* _Challenge_: Retype every entry exactly, character for character.

* _Data to process_:
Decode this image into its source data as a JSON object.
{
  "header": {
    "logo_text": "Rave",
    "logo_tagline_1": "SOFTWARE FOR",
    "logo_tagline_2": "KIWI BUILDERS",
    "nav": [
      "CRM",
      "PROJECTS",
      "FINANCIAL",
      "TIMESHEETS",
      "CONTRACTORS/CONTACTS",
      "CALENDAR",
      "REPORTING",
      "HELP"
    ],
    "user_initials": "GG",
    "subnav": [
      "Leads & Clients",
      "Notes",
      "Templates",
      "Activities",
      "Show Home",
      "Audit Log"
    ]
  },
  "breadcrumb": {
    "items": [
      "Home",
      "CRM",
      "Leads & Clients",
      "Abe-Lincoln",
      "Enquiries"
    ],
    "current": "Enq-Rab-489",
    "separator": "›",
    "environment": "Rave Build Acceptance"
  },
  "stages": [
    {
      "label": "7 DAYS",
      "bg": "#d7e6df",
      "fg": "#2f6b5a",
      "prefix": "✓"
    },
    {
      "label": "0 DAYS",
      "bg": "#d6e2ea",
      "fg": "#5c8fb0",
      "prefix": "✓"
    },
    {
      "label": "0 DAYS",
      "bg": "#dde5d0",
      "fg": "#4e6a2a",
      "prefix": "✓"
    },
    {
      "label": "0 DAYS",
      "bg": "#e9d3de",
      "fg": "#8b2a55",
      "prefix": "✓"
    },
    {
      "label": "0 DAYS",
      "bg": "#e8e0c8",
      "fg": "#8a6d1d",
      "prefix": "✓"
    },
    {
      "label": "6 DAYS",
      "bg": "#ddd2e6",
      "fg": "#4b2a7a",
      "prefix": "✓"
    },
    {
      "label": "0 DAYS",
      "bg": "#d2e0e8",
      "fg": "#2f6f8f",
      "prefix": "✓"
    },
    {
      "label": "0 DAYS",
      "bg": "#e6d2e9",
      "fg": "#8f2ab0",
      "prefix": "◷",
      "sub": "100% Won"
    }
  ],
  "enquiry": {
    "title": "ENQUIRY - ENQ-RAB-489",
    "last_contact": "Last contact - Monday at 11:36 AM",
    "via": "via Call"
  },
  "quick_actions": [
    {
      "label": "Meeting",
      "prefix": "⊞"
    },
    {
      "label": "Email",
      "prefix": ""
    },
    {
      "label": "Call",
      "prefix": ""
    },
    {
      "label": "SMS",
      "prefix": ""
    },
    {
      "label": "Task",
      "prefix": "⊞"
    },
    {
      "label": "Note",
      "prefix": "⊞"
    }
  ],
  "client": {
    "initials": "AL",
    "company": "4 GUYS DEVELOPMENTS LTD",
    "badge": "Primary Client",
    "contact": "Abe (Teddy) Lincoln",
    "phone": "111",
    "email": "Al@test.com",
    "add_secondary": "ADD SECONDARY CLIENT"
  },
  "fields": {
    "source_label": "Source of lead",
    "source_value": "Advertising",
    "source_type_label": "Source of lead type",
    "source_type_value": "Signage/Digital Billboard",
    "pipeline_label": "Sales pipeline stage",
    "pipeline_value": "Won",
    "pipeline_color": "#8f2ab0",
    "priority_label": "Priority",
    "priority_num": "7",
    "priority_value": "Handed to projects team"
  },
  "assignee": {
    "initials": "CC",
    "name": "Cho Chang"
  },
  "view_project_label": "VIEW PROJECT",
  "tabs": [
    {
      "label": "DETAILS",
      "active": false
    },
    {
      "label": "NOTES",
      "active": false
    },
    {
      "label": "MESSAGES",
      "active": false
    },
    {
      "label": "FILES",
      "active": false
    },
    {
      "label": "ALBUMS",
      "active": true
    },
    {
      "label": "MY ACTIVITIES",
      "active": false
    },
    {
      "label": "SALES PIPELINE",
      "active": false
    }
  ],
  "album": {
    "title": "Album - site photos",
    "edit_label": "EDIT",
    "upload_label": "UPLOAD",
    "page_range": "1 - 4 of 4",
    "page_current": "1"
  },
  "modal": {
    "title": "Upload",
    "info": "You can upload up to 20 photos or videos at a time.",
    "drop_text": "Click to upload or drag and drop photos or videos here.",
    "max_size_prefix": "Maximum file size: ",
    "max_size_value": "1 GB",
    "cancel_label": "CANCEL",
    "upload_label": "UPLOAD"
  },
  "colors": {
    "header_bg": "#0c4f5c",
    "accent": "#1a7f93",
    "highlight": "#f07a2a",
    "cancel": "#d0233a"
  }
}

* _Written solution_:
Decode this image into its source data as a JSON object.
{
  "header": {
    "logo_text": "Rave",
    "logo_tagline_1": "SOFTWARE FOR",
    "logo_tagline_2": "KIWI BUILDERS",
    "nav": [
      "CRM",
      "PROJECTS",
      "FINANCIAL",
      "TIMESHEETS",
      "CONTRACTORS/CONTACTS",
      "CALENDAR",
      "REPORTING",
      "HELP"
    ],
    "user_initials": "GG",
    "subnav": [
      "Leads & Clients",
      "Notes",
      "Templates",
      "Activities",
      "Show Home",
      "Audit Log"
    ]
  },
  "breadcrumb": {
    "items": [
      "Home",
      "CRM",
      "Leads & Clients",
      "Abe-Lincoln",
      "Enquiries"
    ],
    "current": "Enq-Rab-489",
    "separator": "›",
    "environment": "Rave Build Acceptance"
  },
  "stages": [
    {
      "label": "7 DAYS",
      "bg": "#d7e6df",
      "fg": "#2f6b5a",
      "prefix": "✓"
    },
    {
      "label": "0 DAYS",
      "bg": "#d6e2ea",
      "fg": "#5c8fb0",
      "prefix": "✓"
    },
    {
      "label": "0 DAYS",
      "bg": "#dde5d0",
      "fg": "#4e6a2a",
      "prefix": "✓"
    },
    {
      "label": "0 DAYS",
      "bg": "#e9d3de",
      "fg": "#8b2a55",
      "prefix": "✓"
    },
    {
      "label": "0 DAYS",
      "bg": "#e8e0c8",
      "fg": "#8a6d1d",
      "prefix": "✓"
    },
    {
      "label": "6 DAYS",
      "bg": "#ddd2e6",
      "fg": "#4b2a7a",
      "prefix": "✓"
    },
    {
      "label": "0 DAYS",
      "bg": "#d2e0e8",
      "fg": "#2f6f8f",
      "prefix": "✓"
    },
    {
      "label": "0 DAYS",
      "bg": "#e6d2e9",
      "fg": "#8f2ab0",
      "prefix": "◷",
      "sub": "100% Won"
    }
  ],
  "enquiry": {
    "title": "ENQUIRY - ENQ-RAB-489",
    "last_contact": "Last contact - Monday at 11:36 AM",
    "via": "via Call"
  },
  "quick_actions": [
    {
      "label": "Meeting",
      "prefix": "⊞"
    },
    {
      "label": "Email",
      "prefix": ""
    },
    {
      "label": "Call",
      "prefix": ""
    },
    {
      "label": "SMS",
      "prefix": ""
    },
    {
      "label": "Task",
      "prefix": "⊞"
    },
    {
      "label": "Note",
      "prefix": "⊞"
    }
  ],
  "client": {
    "initials": "AL",
    "company": "4 GUYS DEVELOPMENTS LTD",
    "badge": "Primary Client",
    "contact": "Abe (Teddy) Lincoln",
    "phone": "111",
    "email": "Al@test.com",
    "add_secondary": "ADD SECONDARY CLIENT"
  },
  "fields": {
    "source_label": "Source of lead",
    "source_value": "Advertising",
    "source_type_label": "Source of lead type",
    "source_type_value": "Signage/Digital Billboard",
    "pipeline_label": "Sales pipeline stage",
    "pipeline_value": "Won",
    "pipeline_color": "#8f2ab0",
    "priority_label": "Priority",
    "priority_num": "7",
    "priority_value": "Handed to projects team"
  },
  "assignee": {
    "initials": "CC",
    "name": "Cho Chang"
  },
  "view_project_label": "VIEW PROJECT",
  "tabs": [
    {
      "label": "DETAILS",
      "active": false
    },
    {
      "label": "NOTES",
      "active": false
    },
    {
      "label": "MESSAGES",
      "active": false
    },
    {
      "label": "FILES",
      "active": false
    },
    {
      "label": "ALBUMS",
      "active": true
    },
    {
      "label": "MY ACTIVITIES",
      "active": false
    },
    {
      "label": "SALES PIPELINE",
      "active": false
    }
  ],
  "album": {
    "title": "Album - site photos",
    "edit_label": "EDIT",
    "upload_label": "UPLOAD",
    "page_range": "1 - 4 of 4",
    "page_current": "1"
  },
  "modal": {
    "title": "Upload",
    "info": "You can upload up to 20 photos or videos at a time.",
    "drop_text": "Click to upload or drag and drop photos or videos here.",
    "max_size_prefix": "Maximum file size: ",
    "max_size_value": "1 GB",
    "cancel_label": "CANCEL",
    "upload_label": "UPLOAD"
  },
  "colors": {
    "header_bg": "#0c4f5c",
    "accent": "#1a7f93",
    "highlight": "#f07a2a",
    "cancel": "#d0233a"
  }
}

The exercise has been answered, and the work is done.